Aim » Answer with a single number, the count of lines holding the word "ylabel".
Start of Excerpted data
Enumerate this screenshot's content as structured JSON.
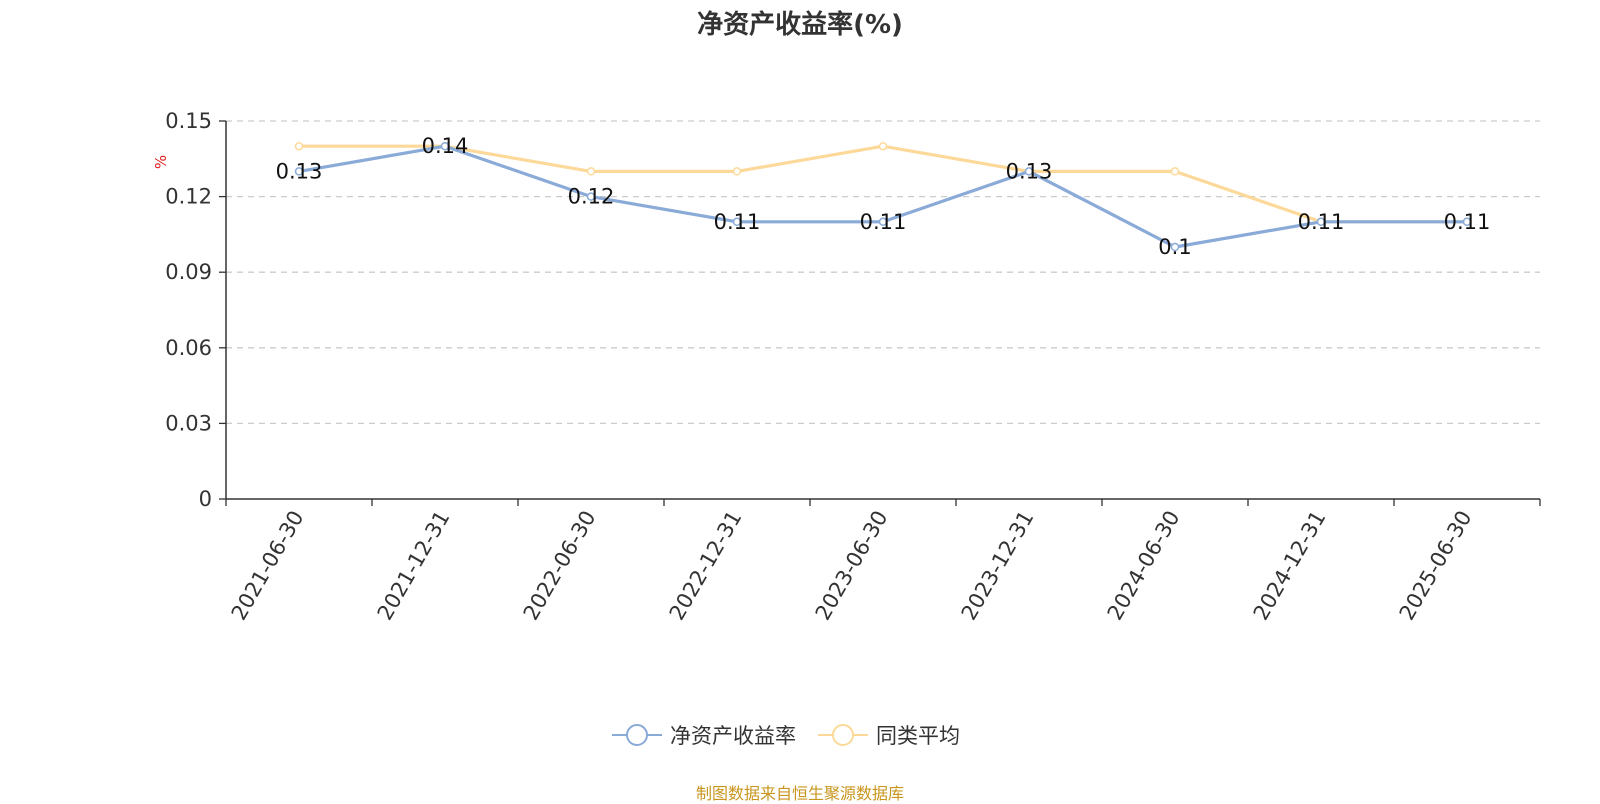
{
  "source_note": "制图数据来自恒生聚源数据库",
  "legend": [
    {
      "label": "净资产收益率",
      "color": "#8aaad8"
    },
    {
      "label": "同类平均",
      "color": "#fcd999"
    }
  ],
  "chart_data": {
    "type": "line",
    "title": "净资产收益率(%)",
    "xlabel": "",
    "ylabel": "%",
    "ylim": [
      0,
      0.15
    ],
    "yticks": [
      "0",
      "0.03",
      "0.06",
      "0.09",
      "0.12",
      "0.15"
    ],
    "categories": [
      "2021-06-30",
      "2021-12-31",
      "2022-06-30",
      "2022-12-31",
      "2023-06-30",
      "2023-12-31",
      "2024-06-30",
      "2024-12-31",
      "2025-06-30"
    ],
    "grid": true,
    "legend_position": "bottom",
    "series": [
      {
        "name": "净资产收益率",
        "color": "#8aaad8",
        "values": [
          0.13,
          0.14,
          0.12,
          0.11,
          0.11,
          0.13,
          0.1,
          0.11,
          0.11
        ],
        "labels": [
          "0.13",
          "0.14",
          "0.12",
          "0.11",
          "0.11",
          "0.13",
          "0.1",
          "0.11",
          "0.11"
        ]
      },
      {
        "name": "同类平均",
        "color": "#fcd999",
        "values": [
          0.14,
          0.14,
          0.13,
          0.13,
          0.14,
          0.13,
          0.13,
          0.11,
          0.11
        ]
      }
    ]
  }
}
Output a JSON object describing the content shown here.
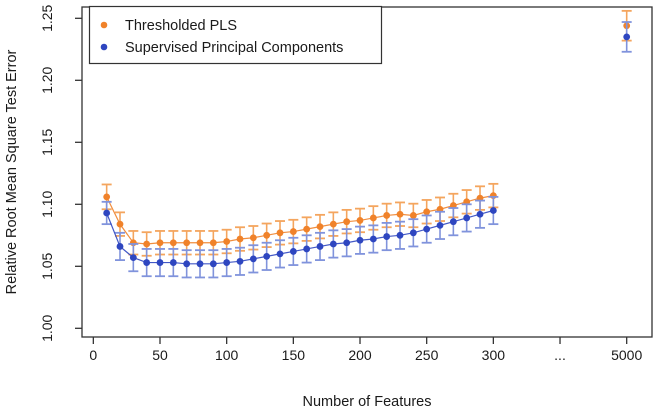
{
  "chart_data": {
    "type": "scatter",
    "title": "",
    "xlabel": "Number of Features",
    "ylabel": "Relative Root Mean Square Test Error",
    "grid": false,
    "legend_position": "top-left",
    "ylim": [
      0.993,
      1.259
    ],
    "y_ticks": [
      1.0,
      1.05,
      1.1,
      1.15,
      1.2,
      1.25
    ],
    "y_tick_labels": [
      "1.00",
      "1.05",
      "1.10",
      "1.15",
      "1.20",
      "1.25"
    ],
    "x_ticks": [
      {
        "label": "0",
        "pos": 0
      },
      {
        "label": "50",
        "pos": 50
      },
      {
        "label": "100",
        "pos": 100
      },
      {
        "label": "150",
        "pos": 150
      },
      {
        "label": "200",
        "pos": 200
      },
      {
        "label": "250",
        "pos": 250
      },
      {
        "label": "300",
        "pos": 300
      },
      {
        "label": "...",
        "pos": 350
      },
      {
        "label": "5000",
        "pos": 400
      }
    ],
    "x_axis_note": "axis broken between 300 and 5000; the 5000 points are drawn at broken-axis position 400",
    "features": [
      10,
      20,
      30,
      40,
      50,
      60,
      70,
      80,
      90,
      100,
      110,
      120,
      130,
      140,
      150,
      160,
      170,
      180,
      190,
      200,
      210,
      220,
      230,
      240,
      250,
      260,
      270,
      280,
      290,
      300,
      5000
    ],
    "plot_positions": [
      10,
      20,
      30,
      40,
      50,
      60,
      70,
      80,
      90,
      100,
      110,
      120,
      130,
      140,
      150,
      160,
      170,
      180,
      190,
      200,
      210,
      220,
      230,
      240,
      250,
      260,
      270,
      280,
      290,
      300,
      400
    ],
    "series": [
      {
        "name": "Thresholded PLS",
        "marker_color": "#F0822A",
        "errorbar_color": "#F4A55E",
        "values": [
          1.106,
          1.084,
          1.069,
          1.068,
          1.069,
          1.069,
          1.069,
          1.069,
          1.069,
          1.07,
          1.072,
          1.073,
          1.075,
          1.077,
          1.078,
          1.08,
          1.082,
          1.084,
          1.086,
          1.087,
          1.089,
          1.091,
          1.092,
          1.091,
          1.094,
          1.096,
          1.099,
          1.102,
          1.105,
          1.107,
          1.244
        ],
        "errors": [
          0.01,
          0.0095,
          0.0095,
          0.0095,
          0.0095,
          0.0095,
          0.0095,
          0.0095,
          0.0095,
          0.0095,
          0.0095,
          0.0095,
          0.0095,
          0.0095,
          0.0095,
          0.0095,
          0.0095,
          0.0095,
          0.0095,
          0.0095,
          0.0095,
          0.0095,
          0.0095,
          0.0095,
          0.0095,
          0.0095,
          0.0095,
          0.0095,
          0.0095,
          0.0095,
          0.012
        ]
      },
      {
        "name": "Supervised Principal Components",
        "marker_color": "#2E46C0",
        "errorbar_color": "#8093DC",
        "values": [
          1.093,
          1.066,
          1.057,
          1.053,
          1.053,
          1.053,
          1.052,
          1.052,
          1.052,
          1.053,
          1.054,
          1.056,
          1.058,
          1.06,
          1.062,
          1.064,
          1.066,
          1.068,
          1.069,
          1.071,
          1.072,
          1.074,
          1.075,
          1.077,
          1.08,
          1.083,
          1.086,
          1.089,
          1.092,
          1.095,
          1.235
        ],
        "errors": [
          0.009,
          0.011,
          0.011,
          0.011,
          0.011,
          0.011,
          0.011,
          0.011,
          0.011,
          0.011,
          0.011,
          0.011,
          0.011,
          0.011,
          0.011,
          0.011,
          0.011,
          0.011,
          0.011,
          0.011,
          0.011,
          0.011,
          0.011,
          0.011,
          0.011,
          0.011,
          0.011,
          0.011,
          0.011,
          0.011,
          0.012
        ]
      }
    ],
    "axis_color": "#333333",
    "background_color": "#ffffff"
  }
}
End of Excerpted data
Solution for this task » 2